[WHAT NEEDS TO BE DONE]
Where does the string "不合题意" appear? Copy every line of the entries below that holds it.

[LISTED RECORDS]
>> begin

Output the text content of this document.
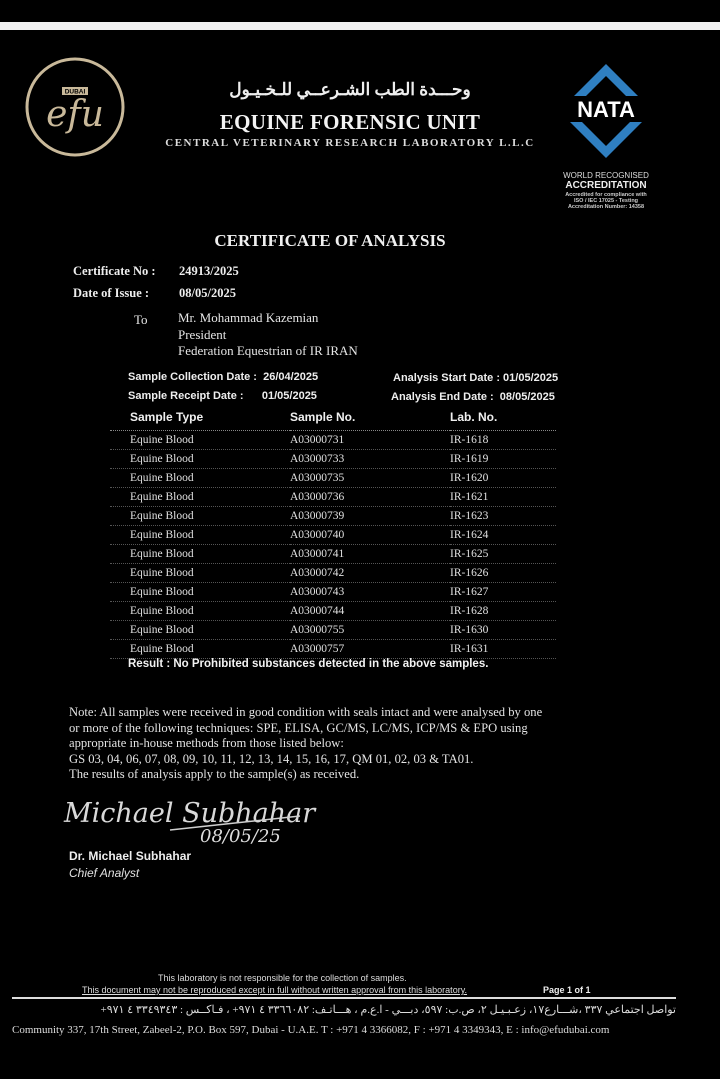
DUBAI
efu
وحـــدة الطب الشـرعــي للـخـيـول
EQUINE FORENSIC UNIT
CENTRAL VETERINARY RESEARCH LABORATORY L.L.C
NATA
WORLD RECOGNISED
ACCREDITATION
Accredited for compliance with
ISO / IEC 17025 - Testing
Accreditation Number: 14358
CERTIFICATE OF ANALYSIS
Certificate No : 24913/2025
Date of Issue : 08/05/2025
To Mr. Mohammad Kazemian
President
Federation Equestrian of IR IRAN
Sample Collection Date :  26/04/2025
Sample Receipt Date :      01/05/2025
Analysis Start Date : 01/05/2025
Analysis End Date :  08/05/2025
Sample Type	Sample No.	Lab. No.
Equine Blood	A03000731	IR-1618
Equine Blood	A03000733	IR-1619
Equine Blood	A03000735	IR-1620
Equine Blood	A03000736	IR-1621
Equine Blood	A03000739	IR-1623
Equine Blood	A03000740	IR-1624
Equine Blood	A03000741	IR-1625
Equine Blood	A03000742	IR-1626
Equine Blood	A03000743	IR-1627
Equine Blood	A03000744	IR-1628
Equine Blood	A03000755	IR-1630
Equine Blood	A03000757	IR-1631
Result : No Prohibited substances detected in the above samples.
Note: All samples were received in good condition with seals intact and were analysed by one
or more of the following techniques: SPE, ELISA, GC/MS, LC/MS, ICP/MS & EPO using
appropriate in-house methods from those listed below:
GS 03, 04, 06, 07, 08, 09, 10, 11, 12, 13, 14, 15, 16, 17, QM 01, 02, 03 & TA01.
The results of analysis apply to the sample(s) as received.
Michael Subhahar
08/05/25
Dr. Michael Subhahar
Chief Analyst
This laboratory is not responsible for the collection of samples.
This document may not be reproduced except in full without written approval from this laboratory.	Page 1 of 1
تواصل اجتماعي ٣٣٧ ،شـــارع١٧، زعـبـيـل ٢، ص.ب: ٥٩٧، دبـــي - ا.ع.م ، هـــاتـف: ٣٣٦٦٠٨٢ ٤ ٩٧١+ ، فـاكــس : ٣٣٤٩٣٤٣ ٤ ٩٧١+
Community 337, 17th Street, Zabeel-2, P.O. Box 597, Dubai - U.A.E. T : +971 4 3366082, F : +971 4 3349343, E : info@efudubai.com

>> end
>> begin

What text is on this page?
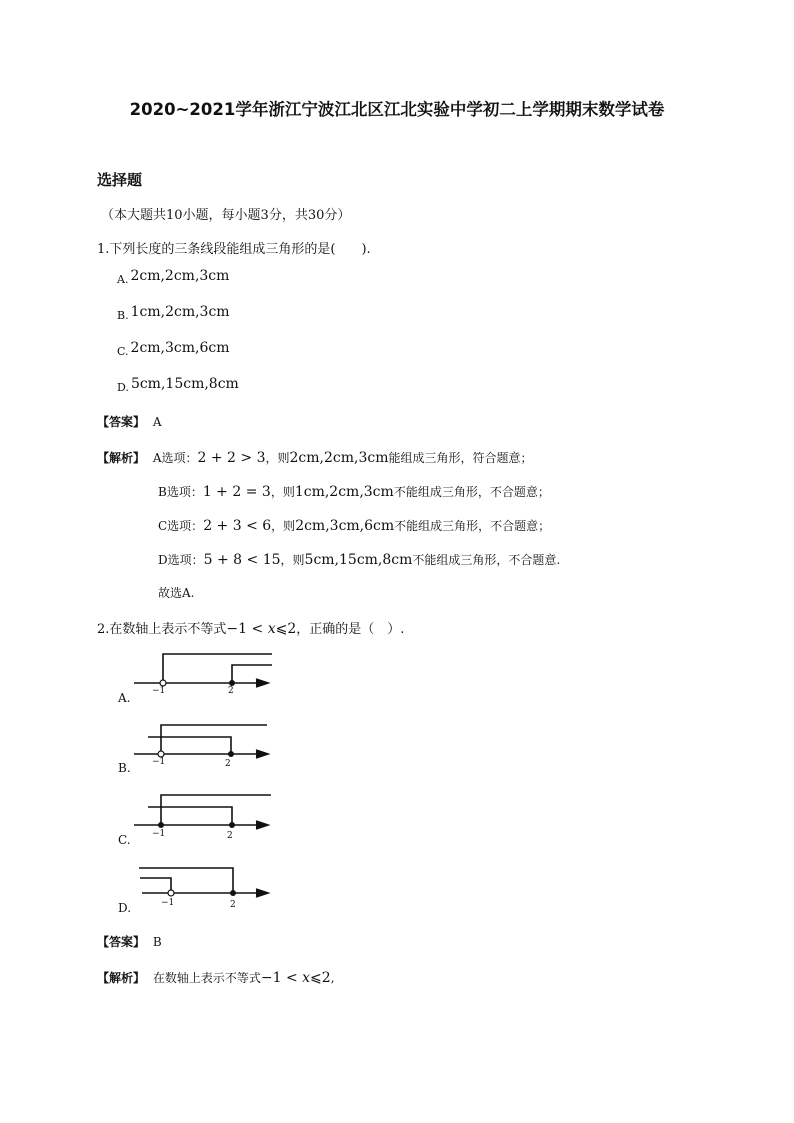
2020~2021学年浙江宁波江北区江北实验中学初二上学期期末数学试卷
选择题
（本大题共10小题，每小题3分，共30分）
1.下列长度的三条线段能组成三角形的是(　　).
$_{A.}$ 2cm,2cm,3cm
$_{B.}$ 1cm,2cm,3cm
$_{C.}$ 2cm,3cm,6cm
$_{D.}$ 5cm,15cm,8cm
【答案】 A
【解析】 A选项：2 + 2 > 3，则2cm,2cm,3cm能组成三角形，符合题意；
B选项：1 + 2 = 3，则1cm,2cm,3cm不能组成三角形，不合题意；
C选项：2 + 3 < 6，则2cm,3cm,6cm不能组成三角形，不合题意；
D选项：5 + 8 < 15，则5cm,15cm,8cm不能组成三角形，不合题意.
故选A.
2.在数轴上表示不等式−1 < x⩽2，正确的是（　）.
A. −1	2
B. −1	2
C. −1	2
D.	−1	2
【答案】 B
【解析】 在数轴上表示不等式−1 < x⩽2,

>> end
>> begin

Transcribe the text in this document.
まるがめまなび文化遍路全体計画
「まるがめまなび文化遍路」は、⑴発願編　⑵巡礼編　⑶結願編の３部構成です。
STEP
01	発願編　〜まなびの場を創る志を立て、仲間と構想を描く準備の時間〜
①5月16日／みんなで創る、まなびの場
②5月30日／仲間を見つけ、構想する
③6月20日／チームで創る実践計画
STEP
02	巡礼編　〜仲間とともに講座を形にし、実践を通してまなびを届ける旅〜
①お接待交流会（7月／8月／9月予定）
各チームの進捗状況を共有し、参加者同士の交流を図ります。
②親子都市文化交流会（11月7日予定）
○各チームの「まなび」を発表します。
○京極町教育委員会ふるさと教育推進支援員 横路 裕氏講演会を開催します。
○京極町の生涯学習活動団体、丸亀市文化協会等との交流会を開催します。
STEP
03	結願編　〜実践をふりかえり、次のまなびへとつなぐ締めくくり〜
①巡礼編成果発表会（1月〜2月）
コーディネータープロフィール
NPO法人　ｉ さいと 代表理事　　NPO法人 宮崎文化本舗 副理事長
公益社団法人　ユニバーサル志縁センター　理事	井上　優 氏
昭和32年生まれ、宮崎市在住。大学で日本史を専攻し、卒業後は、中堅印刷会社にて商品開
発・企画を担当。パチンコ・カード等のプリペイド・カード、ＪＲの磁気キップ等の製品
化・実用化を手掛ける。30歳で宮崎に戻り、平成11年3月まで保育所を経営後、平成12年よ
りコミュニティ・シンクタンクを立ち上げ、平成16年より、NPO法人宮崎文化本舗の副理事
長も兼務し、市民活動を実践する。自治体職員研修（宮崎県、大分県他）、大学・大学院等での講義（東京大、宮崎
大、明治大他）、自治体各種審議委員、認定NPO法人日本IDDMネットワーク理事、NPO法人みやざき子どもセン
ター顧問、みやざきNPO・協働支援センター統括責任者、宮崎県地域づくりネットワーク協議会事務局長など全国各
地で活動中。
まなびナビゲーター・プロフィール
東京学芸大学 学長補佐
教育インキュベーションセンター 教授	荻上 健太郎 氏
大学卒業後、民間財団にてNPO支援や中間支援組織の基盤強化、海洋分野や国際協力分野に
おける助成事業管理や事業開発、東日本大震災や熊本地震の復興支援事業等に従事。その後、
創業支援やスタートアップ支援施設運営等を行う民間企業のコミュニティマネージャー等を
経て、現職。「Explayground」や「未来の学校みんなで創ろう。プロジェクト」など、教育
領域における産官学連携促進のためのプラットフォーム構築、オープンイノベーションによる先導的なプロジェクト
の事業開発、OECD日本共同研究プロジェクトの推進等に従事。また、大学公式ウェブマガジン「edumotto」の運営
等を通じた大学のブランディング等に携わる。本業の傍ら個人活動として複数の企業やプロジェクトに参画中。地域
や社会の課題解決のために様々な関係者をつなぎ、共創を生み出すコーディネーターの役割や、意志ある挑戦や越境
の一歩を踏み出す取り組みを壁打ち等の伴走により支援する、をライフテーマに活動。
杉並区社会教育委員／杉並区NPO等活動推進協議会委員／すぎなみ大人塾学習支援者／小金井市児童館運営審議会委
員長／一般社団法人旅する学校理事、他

>> end

[WRITTEN SOLUTION]
B选项：1 + 2 = 3，则1cm,2cm,3cm不能组成三角形，不合题意；
C选项：2 + 3 < 6，则2cm,3cm,6cm不能组成三角形，不合题意；
D选项：5 + 8 < 15，则5cm,15cm,8cm不能组成三角形，不合题意.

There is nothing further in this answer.